### DATA PROVIDED
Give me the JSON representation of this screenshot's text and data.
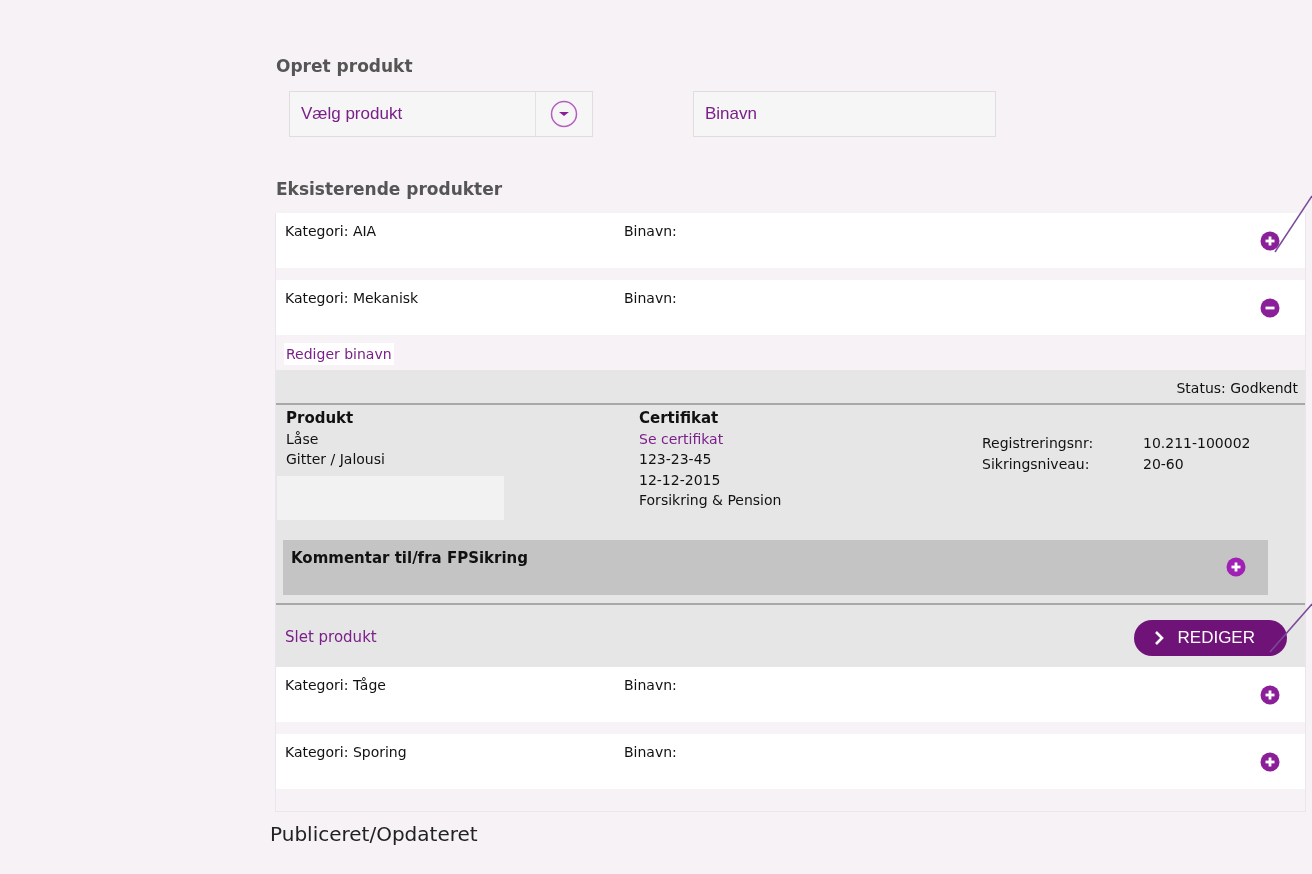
{
  "create": {
    "title": "Opret produkt",
    "product_select": {
      "placeholder": "Vælg produkt"
    },
    "binavn_field": {
      "placeholder": "Binavn"
    }
  },
  "existing": {
    "title": "Eksisterende produkter",
    "products": [
      {
        "category": "Kategori: AIA",
        "binavn": "Binavn:",
        "expanded": false
      },
      {
        "category": "Kategori: Mekanisk",
        "binavn": "Binavn:",
        "expanded": true,
        "details": {
          "edit_link": "Rediger binavn",
          "status": "Status: Godkendt",
          "product_heading": "Produkt",
          "product_lines": [
            "Låse",
            "Gitter / Jalousi"
          ],
          "certificate_heading": "Certifikat",
          "certificate_link": "Se certifikat",
          "certificate_lines": [
            "123-23-45",
            "12-12-2015",
            "Forsikring & Pension"
          ],
          "fields": [
            {
              "label": "Registreringsnr:",
              "value": "10.211-100002"
            },
            {
              "label": "Sikringsniveau:",
              "value": "20-60"
            }
          ],
          "comment": {
            "title": "Kommentar til/fra FPSikring",
            "expanded": false
          },
          "delete_link": "Slet produkt",
          "edit_button": "REDIGER"
        }
      },
      {
        "category": "Kategori: Tåge",
        "binavn": "Binavn:",
        "expanded": false
      },
      {
        "category": "Kategori: Sporing",
        "binavn": "Binavn:",
        "expanded": false
      }
    ]
  },
  "footer": "Publiceret/Opdateret"
}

### GIVEN TASK
Read the lines above. Gather those in which the string "category" is found.

### CORRECT RESPONSE
        "category": "Kategori: AIA",
        "category": "Kategori: Mekanisk",
        "category": "Kategori: Tåge",
        "category": "Kategori: Sporing",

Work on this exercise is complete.